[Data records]
--------

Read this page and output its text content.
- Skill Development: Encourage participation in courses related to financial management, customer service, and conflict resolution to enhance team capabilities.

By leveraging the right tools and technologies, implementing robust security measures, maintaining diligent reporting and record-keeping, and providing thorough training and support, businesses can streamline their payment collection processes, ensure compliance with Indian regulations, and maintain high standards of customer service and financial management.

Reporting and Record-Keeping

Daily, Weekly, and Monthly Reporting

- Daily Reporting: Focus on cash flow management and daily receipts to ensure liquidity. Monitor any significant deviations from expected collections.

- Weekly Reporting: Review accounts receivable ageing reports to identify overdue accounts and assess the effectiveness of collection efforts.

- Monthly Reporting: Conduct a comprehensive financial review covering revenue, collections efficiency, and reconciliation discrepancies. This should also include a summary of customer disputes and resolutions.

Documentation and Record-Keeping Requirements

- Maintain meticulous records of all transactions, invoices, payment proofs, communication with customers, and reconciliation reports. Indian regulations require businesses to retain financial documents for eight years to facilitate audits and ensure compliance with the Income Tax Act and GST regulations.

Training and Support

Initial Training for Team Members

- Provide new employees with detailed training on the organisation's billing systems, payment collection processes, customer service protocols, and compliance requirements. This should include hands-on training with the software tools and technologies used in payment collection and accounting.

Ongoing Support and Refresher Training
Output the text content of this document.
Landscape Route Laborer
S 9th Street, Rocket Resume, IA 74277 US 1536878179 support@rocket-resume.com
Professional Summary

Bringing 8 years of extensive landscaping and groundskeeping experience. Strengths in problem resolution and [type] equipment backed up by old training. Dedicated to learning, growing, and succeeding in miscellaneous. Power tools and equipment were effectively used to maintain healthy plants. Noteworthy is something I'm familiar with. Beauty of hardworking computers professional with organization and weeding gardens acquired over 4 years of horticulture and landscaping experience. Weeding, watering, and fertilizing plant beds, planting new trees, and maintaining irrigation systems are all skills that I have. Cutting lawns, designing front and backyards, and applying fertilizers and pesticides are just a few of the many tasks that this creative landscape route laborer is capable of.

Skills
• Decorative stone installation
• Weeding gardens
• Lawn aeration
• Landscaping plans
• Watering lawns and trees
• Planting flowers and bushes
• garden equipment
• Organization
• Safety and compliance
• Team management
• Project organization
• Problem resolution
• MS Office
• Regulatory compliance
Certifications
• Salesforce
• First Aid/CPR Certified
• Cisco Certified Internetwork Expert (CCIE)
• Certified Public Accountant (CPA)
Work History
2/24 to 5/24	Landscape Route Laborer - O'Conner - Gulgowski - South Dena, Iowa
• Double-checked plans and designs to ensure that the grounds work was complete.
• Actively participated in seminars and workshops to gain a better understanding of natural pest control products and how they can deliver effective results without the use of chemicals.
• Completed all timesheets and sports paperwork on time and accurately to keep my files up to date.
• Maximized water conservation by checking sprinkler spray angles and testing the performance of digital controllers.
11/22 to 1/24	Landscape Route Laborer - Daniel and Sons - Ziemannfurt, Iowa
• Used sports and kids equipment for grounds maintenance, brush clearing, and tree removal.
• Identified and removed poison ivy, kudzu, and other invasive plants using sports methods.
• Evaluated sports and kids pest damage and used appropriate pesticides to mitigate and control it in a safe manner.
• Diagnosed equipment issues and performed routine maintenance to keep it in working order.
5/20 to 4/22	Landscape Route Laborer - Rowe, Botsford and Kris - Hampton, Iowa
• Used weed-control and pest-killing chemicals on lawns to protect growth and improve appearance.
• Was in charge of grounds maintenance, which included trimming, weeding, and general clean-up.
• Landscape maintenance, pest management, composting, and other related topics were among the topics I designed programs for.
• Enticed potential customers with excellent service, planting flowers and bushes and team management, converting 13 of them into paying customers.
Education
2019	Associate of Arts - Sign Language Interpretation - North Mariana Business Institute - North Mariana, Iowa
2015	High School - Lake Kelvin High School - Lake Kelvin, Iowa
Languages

--------

_The request_: Transcribe every entry word for word.

_Expected answer_:
Read this page and output its text content.
- Skill Development: Encourage participation in courses related to financial management, customer service, and conflict resolution to enhance team capabilities.

By leveraging the right tools and technologies, implementing robust security measures, maintaining diligent reporting and record-keeping, and providing thorough training and support, businesses can streamline their payment collection processes, ensure compliance with Indian regulations, and maintain high standards of customer service and financial management.

Reporting and Record-Keeping

Daily, Weekly, and Monthly Reporting

- Daily Reporting: Focus on cash flow management and daily receipts to ensure liquidity. Monitor any significant deviations from expected collections.

- Weekly Reporting: Review accounts receivable ageing reports to identify overdue accounts and assess the effectiveness of collection efforts.

- Monthly Reporting: Conduct a comprehensive financial review covering revenue, collections efficiency, and reconciliation discrepancies. This should also include a summary of customer disputes and resolutions.

Documentation and Record-Keeping Requirements

- Maintain meticulous records of all transactions, invoices, payment proofs, communication with customers, and reconciliation reports. Indian regulations require businesses to retain financial documents for eight years to facilitate audits and ensure compliance with the Income Tax Act and GST regulations.

Training and Support

Initial Training for Team Members

- Provide new employees with detailed training on the organisation's billing systems, payment collection processes, customer service protocols, and compliance requirements. This should include hands-on training with the software tools and technologies used in payment collection and accounting.

Ongoing Support and Refresher Training
Output the text content of this document.
Landscape Route Laborer
S 9th Street, Rocket Resume, IA 74277 US 1536878179 support@rocket-resume.com
Professional Summary

Bringing 8 years of extensive landscaping and groundskeeping experience. Strengths in problem resolution and [type] equipment backed up by old training. Dedicated to learning, growing, and succeeding in miscellaneous. Power tools and equipment were effectively used to maintain healthy plants. Noteworthy is something I'm familiar with. Beauty of hardworking computers professional with organization and weeding gardens acquired over 4 years of horticulture and landscaping experience. Weeding, watering, and fertilizing plant beds, planting new trees, and maintaining irrigation systems are all skills that I have. Cutting lawns, designing front and backyards, and applying fertilizers and pesticides are just a few of the many tasks that this creative landscape route laborer is capable of.

Skills
• Decorative stone installation
• Weeding gardens
• Lawn aeration
• Landscaping plans
• Watering lawns and trees
• Planting flowers and bushes
• garden equipment
• Organization
• Safety and compliance
• Team management
• Project organization
• Problem resolution
• MS Office
• Regulatory compliance
Certifications
• Salesforce
• First Aid/CPR Certified
• Cisco Certified Internetwork Expert (CCIE)
• Certified Public Accountant (CPA)
Work History
2/24 to 5/24	Landscape Route Laborer - O'Conner - Gulgowski - South Dena, Iowa
• Double-checked plans and designs to ensure that the grounds work was complete.
• Actively participated in seminars and workshops to gain a better understanding of natural pest control products and how they can deliver effective results without the use of chemicals.
• Completed all timesheets and sports paperwork on time and accurately to keep my files up to date.
• Maximized water conservation by checking sprinkler spray angles and testing the performance of digital controllers.
11/22 to 1/24	Landscape Route Laborer - Daniel and Sons - Ziemannfurt, Iowa
• Used sports and kids equipment for grounds maintenance, brush clearing, and tree removal.
• Identified and removed poison ivy, kudzu, and other invasive plants using sports methods.
• Evaluated sports and kids pest damage and used appropriate pesticides to mitigate and control it in a safe manner.
• Diagnosed equipment issues and performed routine maintenance to keep it in working order.
5/20 to 4/22	Landscape Route Laborer - Rowe, Botsford and Kris - Hampton, Iowa
• Used weed-control and pest-killing chemicals on lawns to protect growth and improve appearance.
• Was in charge of grounds maintenance, which included trimming, weeding, and general clean-up.
• Landscape maintenance, pest management, composting, and other related topics were among the topics I designed programs for.
• Enticed potential customers with excellent service, planting flowers and bushes and team management, converting 13 of them into paying customers.
Education
2019	Associate of Arts - Sign Language Interpretation - North Mariana Business Institute - North Mariana, Iowa
2015	High School - Lake Kelvin High School - Lake Kelvin, Iowa
Languages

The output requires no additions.